● DIRECTIONS: Pictures appear in the records below; write out everything else exactly.

Dataset records on visual material:
## Start

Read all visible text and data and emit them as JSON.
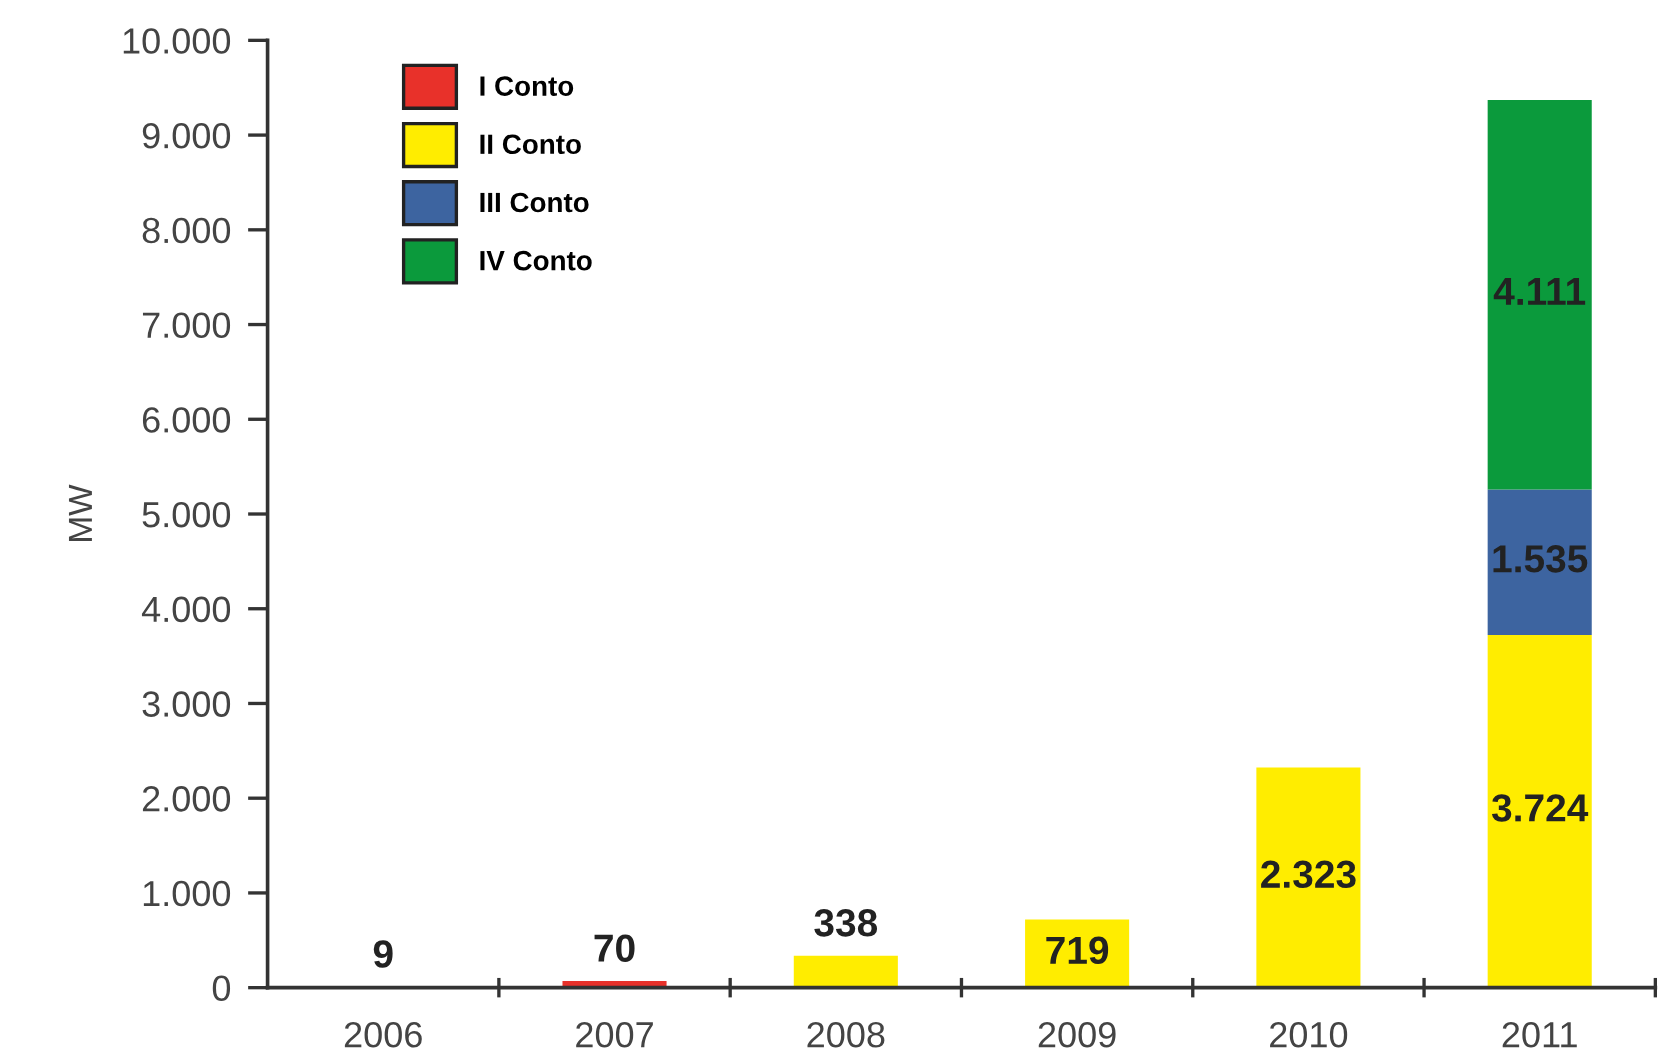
{
  "chart_data": {
    "type": "bar",
    "stacked": true,
    "ylabel": "MW",
    "categories": [
      "2006",
      "2007",
      "2008",
      "2009",
      "2010",
      "2011"
    ],
    "series": [
      {
        "name": "I Conto",
        "color": "#e8312a",
        "values": [
          9,
          70,
          0,
          0,
          0,
          0
        ],
        "value_labels": [
          "9",
          "70",
          null,
          null,
          null,
          null
        ]
      },
      {
        "name": "II Conto",
        "color": "#ffed00",
        "values": [
          0,
          0,
          338,
          719,
          2323,
          3724
        ],
        "value_labels": [
          null,
          null,
          "338",
          "719",
          "2.323",
          "3.724"
        ]
      },
      {
        "name": "III Conto",
        "color": "#3d64a0",
        "values": [
          0,
          0,
          0,
          0,
          0,
          1535
        ],
        "value_labels": [
          null,
          null,
          null,
          null,
          null,
          "1.535"
        ]
      },
      {
        "name": "IV Conto",
        "color": "#0b9a3c",
        "values": [
          0,
          0,
          0,
          0,
          0,
          4111
        ],
        "value_labels": [
          null,
          null,
          null,
          null,
          null,
          "4.111"
        ]
      }
    ],
    "ylim": [
      0,
      10000
    ],
    "yticks": [
      {
        "value": 0,
        "label": "0"
      },
      {
        "value": 1000,
        "label": "1.000"
      },
      {
        "value": 2000,
        "label": "2.000"
      },
      {
        "value": 3000,
        "label": "3.000"
      },
      {
        "value": 4000,
        "label": "4.000"
      },
      {
        "value": 5000,
        "label": "5.000"
      },
      {
        "value": 6000,
        "label": "6.000"
      },
      {
        "value": 7000,
        "label": "7.000"
      },
      {
        "value": 8000,
        "label": "8.000"
      },
      {
        "value": 9000,
        "label": "9.000"
      },
      {
        "value": 10000,
        "label": "10.000"
      }
    ],
    "legend": "top left",
    "grid": false
  }
}
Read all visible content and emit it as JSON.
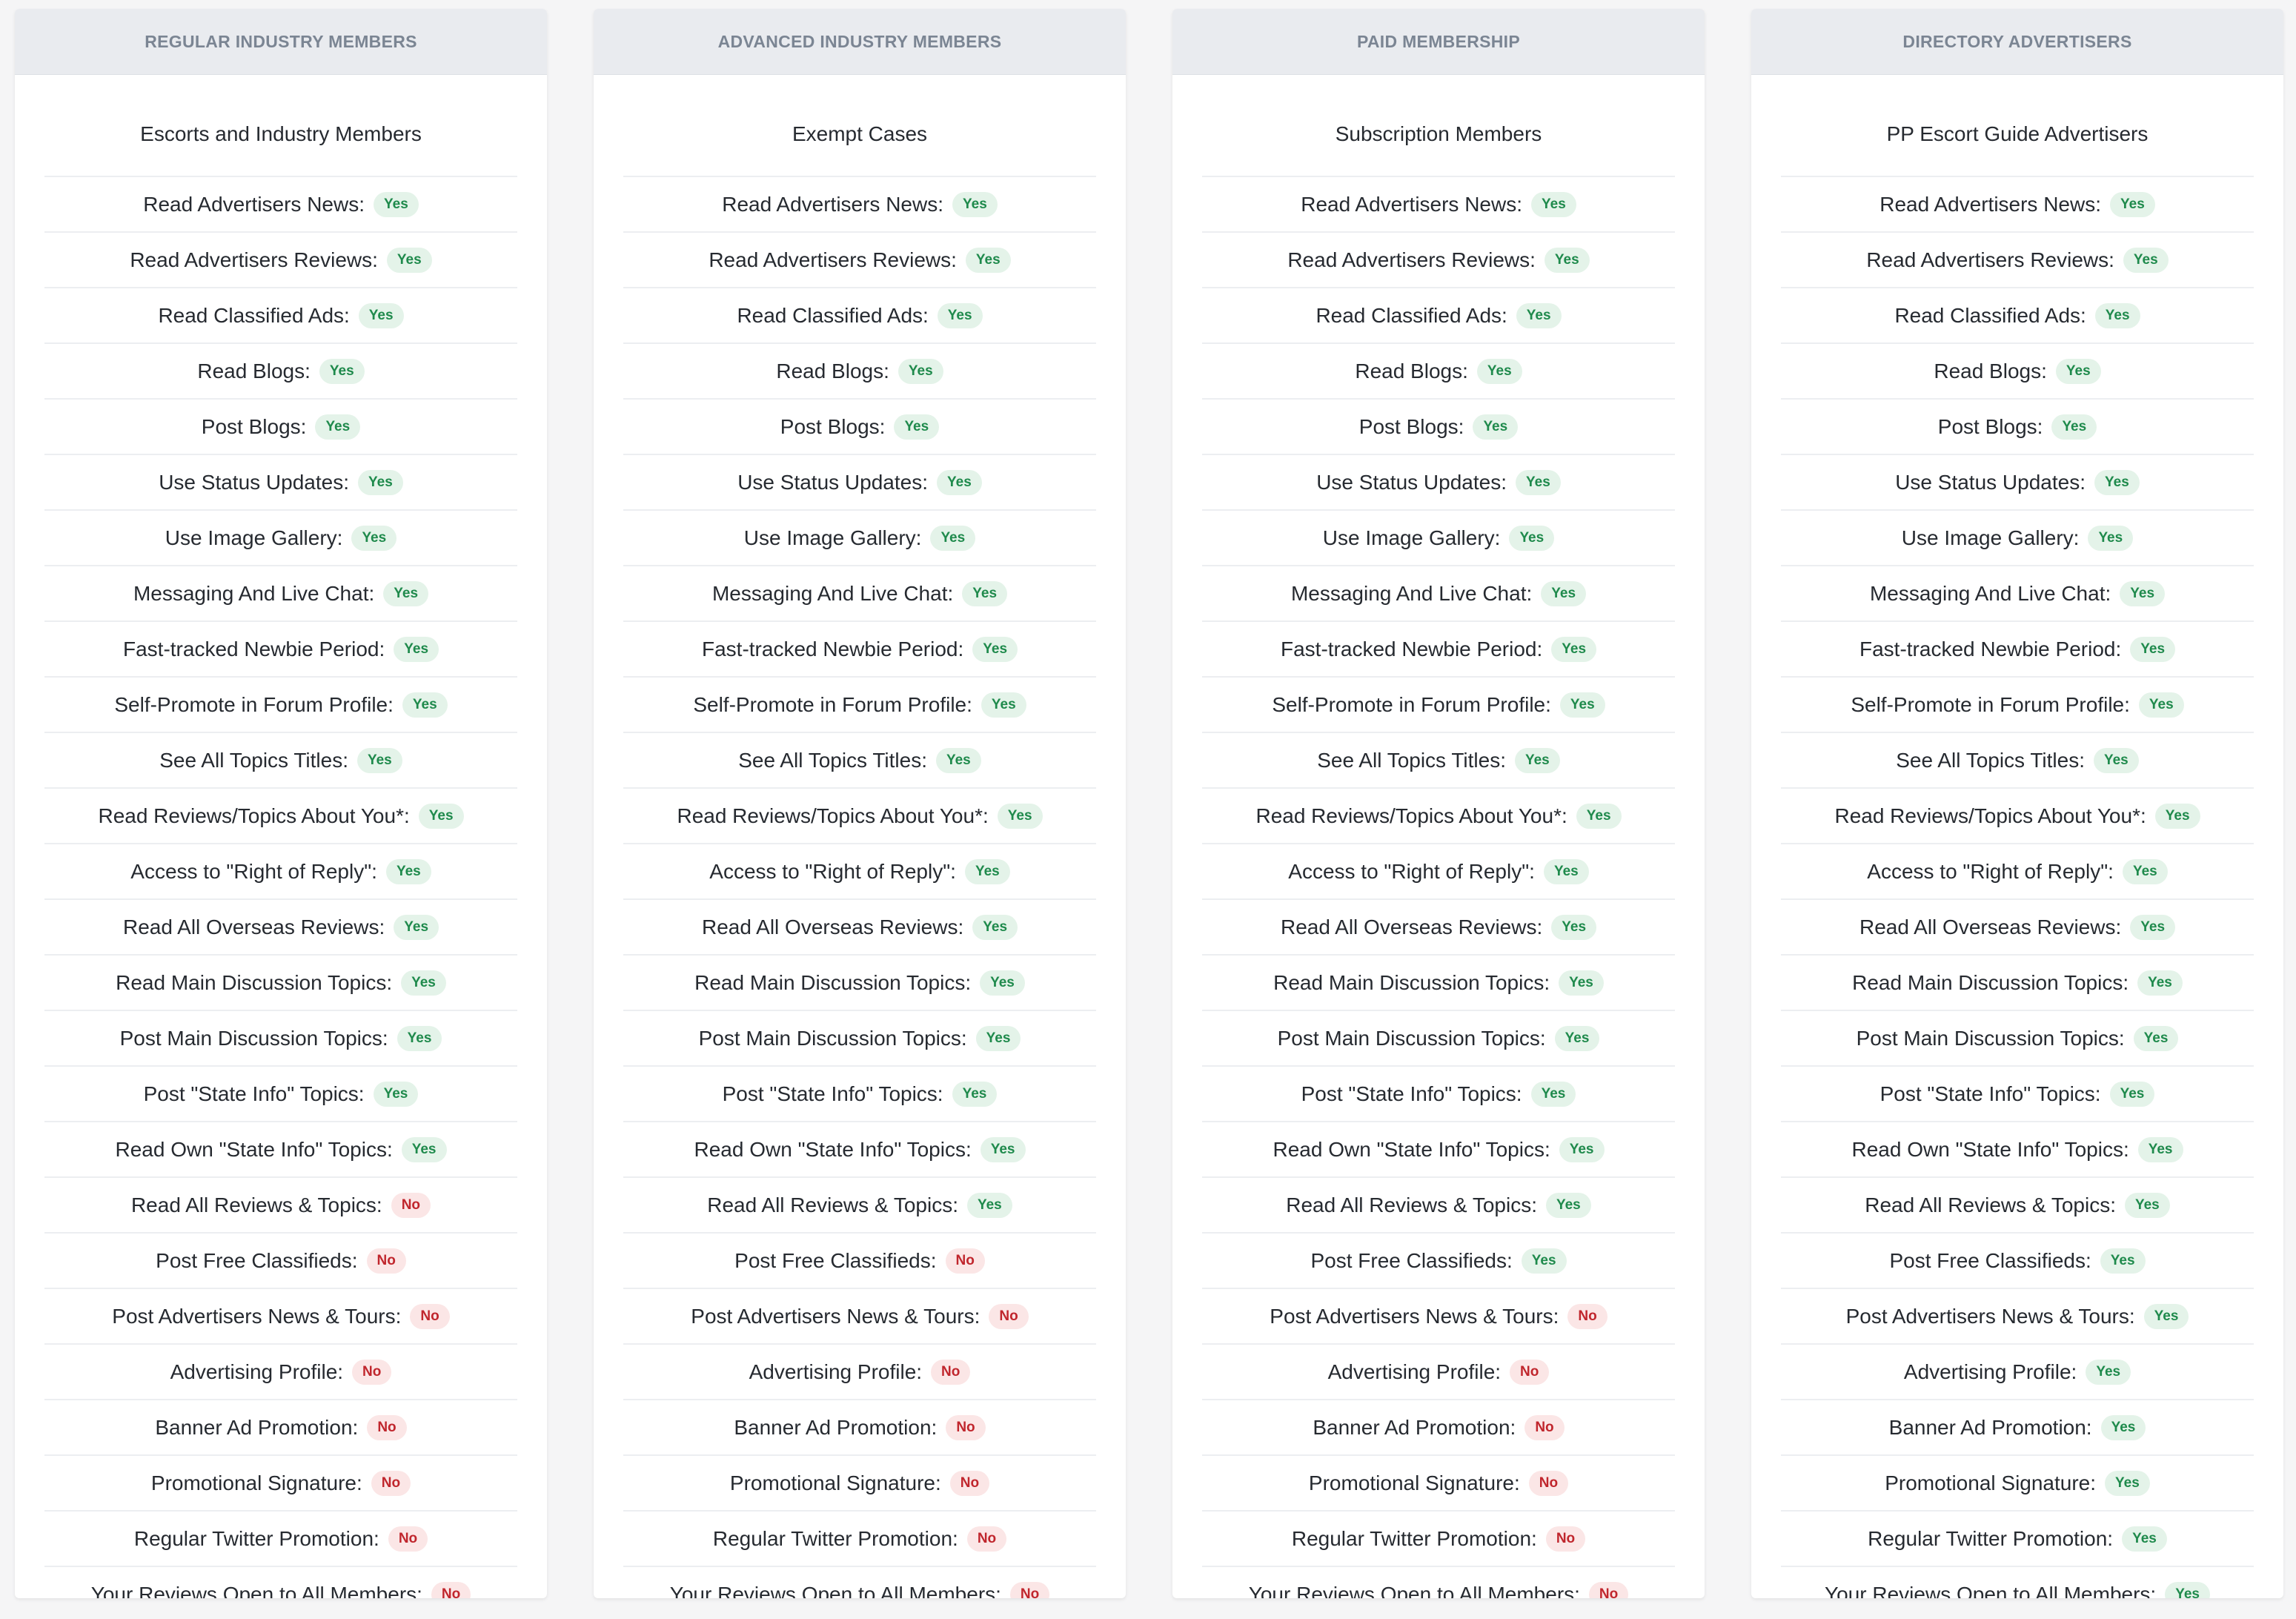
{
  "features": [
    "Read Advertisers News:",
    "Read Advertisers Reviews:",
    "Read Classified Ads:",
    "Read Blogs:",
    "Post Blogs:",
    "Use Status Updates:",
    "Use Image Gallery:",
    "Messaging And Live Chat:",
    "Fast-tracked Newbie Period:",
    "Self-Promote in Forum Profile:",
    "See All Topics Titles:",
    "Read Reviews/Topics About You*:",
    "Access to \"Right of Reply\":",
    "Read All Overseas Reviews:",
    "Read Main Discussion Topics:",
    "Post Main Discussion Topics:",
    "Post \"State Info\" Topics:",
    "Read Own \"State Info\" Topics:",
    "Read All Reviews & Topics:",
    "Post Free Classifieds:",
    "Post Advertisers News & Tours:",
    "Advertising Profile:",
    "Banner Ad Promotion:",
    "Promotional Signature:",
    "Regular Twitter Promotion:",
    "Your Reviews Open to All Members:"
  ],
  "colors": {
    "yes_bg": "#e4f3e9",
    "yes_text": "#1f8a4c",
    "no_bg": "#fbe6e6",
    "no_text": "#c0262d",
    "header_bg": "#e9ebef",
    "header_text": "#7b8593"
  },
  "columns": [
    {
      "header": "REGULAR INDUSTRY MEMBERS",
      "subtitle": "Escorts and Industry Members",
      "values": [
        "Yes",
        "Yes",
        "Yes",
        "Yes",
        "Yes",
        "Yes",
        "Yes",
        "Yes",
        "Yes",
        "Yes",
        "Yes",
        "Yes",
        "Yes",
        "Yes",
        "Yes",
        "Yes",
        "Yes",
        "Yes",
        "No",
        "No",
        "No",
        "No",
        "No",
        "No",
        "No",
        "No"
      ]
    },
    {
      "header": "ADVANCED INDUSTRY MEMBERS",
      "subtitle": "Exempt Cases",
      "values": [
        "Yes",
        "Yes",
        "Yes",
        "Yes",
        "Yes",
        "Yes",
        "Yes",
        "Yes",
        "Yes",
        "Yes",
        "Yes",
        "Yes",
        "Yes",
        "Yes",
        "Yes",
        "Yes",
        "Yes",
        "Yes",
        "Yes",
        "No",
        "No",
        "No",
        "No",
        "No",
        "No",
        "No"
      ]
    },
    {
      "header": "PAID MEMBERSHIP",
      "subtitle": "Subscription Members",
      "values": [
        "Yes",
        "Yes",
        "Yes",
        "Yes",
        "Yes",
        "Yes",
        "Yes",
        "Yes",
        "Yes",
        "Yes",
        "Yes",
        "Yes",
        "Yes",
        "Yes",
        "Yes",
        "Yes",
        "Yes",
        "Yes",
        "Yes",
        "Yes",
        "No",
        "No",
        "No",
        "No",
        "No",
        "No"
      ]
    },
    {
      "header": "DIRECTORY ADVERTISERS",
      "subtitle": "PP Escort Guide Advertisers",
      "values": [
        "Yes",
        "Yes",
        "Yes",
        "Yes",
        "Yes",
        "Yes",
        "Yes",
        "Yes",
        "Yes",
        "Yes",
        "Yes",
        "Yes",
        "Yes",
        "Yes",
        "Yes",
        "Yes",
        "Yes",
        "Yes",
        "Yes",
        "Yes",
        "Yes",
        "Yes",
        "Yes",
        "Yes",
        "Yes",
        "Yes"
      ]
    }
  ]
}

## End

● EXERCISE RESULT:
Read all visible text and data and emit them as JSON.
{
  "chart_data": {
    "type": "bar",
    "stacked": true,
    "ylabel": "MW",
    "categories": [
      "2006",
      "2007",
      "2008",
      "2009",
      "2010",
      "2011"
    ],
    "series": [
      {
        "name": "I Conto",
        "color": "#e8312a",
        "values": [
          9,
          70,
          0,
          0,
          0,
          0
        ],
        "value_labels": [
          "9",
          "70",
          null,
          null,
          null,
          null
        ]
      },
      {
        "name": "II Conto",
        "color": "#ffed00",
        "values": [
          0,
          0,
          338,
          719,
          2323,
          3724
        ],
        "value_labels": [
          null,
          null,
          "338",
          "719",
          "2.323",
          "3.724"
        ]
      },
      {
        "name": "III Conto",
        "color": "#3d64a0",
        "values": [
          0,
          0,
          0,
          0,
          0,
          1535
        ],
        "value_labels": [
          null,
          null,
          null,
          null,
          null,
          "1.535"
        ]
      },
      {
        "name": "IV Conto",
        "color": "#0b9a3c",
        "values": [
          0,
          0,
          0,
          0,
          0,
          4111
        ],
        "value_labels": [
          null,
          null,
          null,
          null,
          null,
          "4.111"
        ]
      }
    ],
    "ylim": [
      0,
      10000
    ],
    "yticks": [
      {
        "value": 0,
        "label": "0"
      },
      {
        "value": 1000,
        "label": "1.000"
      },
      {
        "value": 2000,
        "label": "2.000"
      },
      {
        "value": 3000,
        "label": "3.000"
      },
      {
        "value": 4000,
        "label": "4.000"
      },
      {
        "value": 5000,
        "label": "5.000"
      },
      {
        "value": 6000,
        "label": "6.000"
      },
      {
        "value": 7000,
        "label": "7.000"
      },
      {
        "value": 8000,
        "label": "8.000"
      },
      {
        "value": 9000,
        "label": "9.000"
      },
      {
        "value": 10000,
        "label": "10.000"
      }
    ],
    "legend": "top left",
    "grid": false
  }
}
Read all visible content and emit it as JSON.
{
  "features": [
    "Read Advertisers News:",
    "Read Advertisers Reviews:",
    "Read Classified Ads:",
    "Read Blogs:",
    "Post Blogs:",
    "Use Status Updates:",
    "Use Image Gallery:",
    "Messaging And Live Chat:",
    "Fast-tracked Newbie Period:",
    "Self-Promote in Forum Profile:",
    "See All Topics Titles:",
    "Read Reviews/Topics About You*:",
    "Access to \"Right of Reply\":",
    "Read All Overseas Reviews:",
    "Read Main Discussion Topics:",
    "Post Main Discussion Topics:",
    "Post \"State Info\" Topics:",
    "Read Own \"State Info\" Topics:",
    "Read All Reviews & Topics:",
    "Post Free Classifieds:",
    "Post Advertisers News & Tours:",
    "Advertising Profile:",
    "Banner Ad Promotion:",
    "Promotional Signature:",
    "Regular Twitter Promotion:",
    "Your Reviews Open to All Members:"
  ],
  "colors": {
    "yes_bg": "#e4f3e9",
    "yes_text": "#1f8a4c",
    "no_bg": "#fbe6e6",
    "no_text": "#c0262d",
    "header_bg": "#e9ebef",
    "header_text": "#7b8593"
  },
  "columns": [
    {
      "header": "REGULAR INDUSTRY MEMBERS",
      "subtitle": "Escorts and Industry Members",
      "values": [
        "Yes",
        "Yes",
        "Yes",
        "Yes",
        "Yes",
        "Yes",
        "Yes",
        "Yes",
        "Yes",
        "Yes",
        "Yes",
        "Yes",
        "Yes",
        "Yes",
        "Yes",
        "Yes",
        "Yes",
        "Yes",
        "No",
        "No",
        "No",
        "No",
        "No",
        "No",
        "No",
        "No"
      ]
    },
    {
      "header": "ADVANCED INDUSTRY MEMBERS",
      "subtitle": "Exempt Cases",
      "values": [
        "Yes",
        "Yes",
        "Yes",
        "Yes",
        "Yes",
        "Yes",
        "Yes",
        "Yes",
        "Yes",
        "Yes",
        "Yes",
        "Yes",
        "Yes",
        "Yes",
        "Yes",
        "Yes",
        "Yes",
        "Yes",
        "Yes",
        "No",
        "No",
        "No",
        "No",
        "No",
        "No",
        "No"
      ]
    },
    {
      "header": "PAID MEMBERSHIP",
      "subtitle": "Subscription Members",
      "values": [
        "Yes",
        "Yes",
        "Yes",
        "Yes",
        "Yes",
        "Yes",
        "Yes",
        "Yes",
        "Yes",
        "Yes",
        "Yes",
        "Yes",
        "Yes",
        "Yes",
        "Yes",
        "Yes",
        "Yes",
        "Yes",
        "Yes",
        "Yes",
        "No",
        "No",
        "No",
        "No",
        "No",
        "No"
      ]
    },
    {
      "header": "DIRECTORY ADVERTISERS",
      "subtitle": "PP Escort Guide Advertisers",
      "values": [
        "Yes",
        "Yes",
        "Yes",
        "Yes",
        "Yes",
        "Yes",
        "Yes",
        "Yes",
        "Yes",
        "Yes",
        "Yes",
        "Yes",
        "Yes",
        "Yes",
        "Yes",
        "Yes",
        "Yes",
        "Yes",
        "Yes",
        "Yes",
        "Yes",
        "Yes",
        "Yes",
        "Yes",
        "Yes",
        "Yes"
      ]
    }
  ]
}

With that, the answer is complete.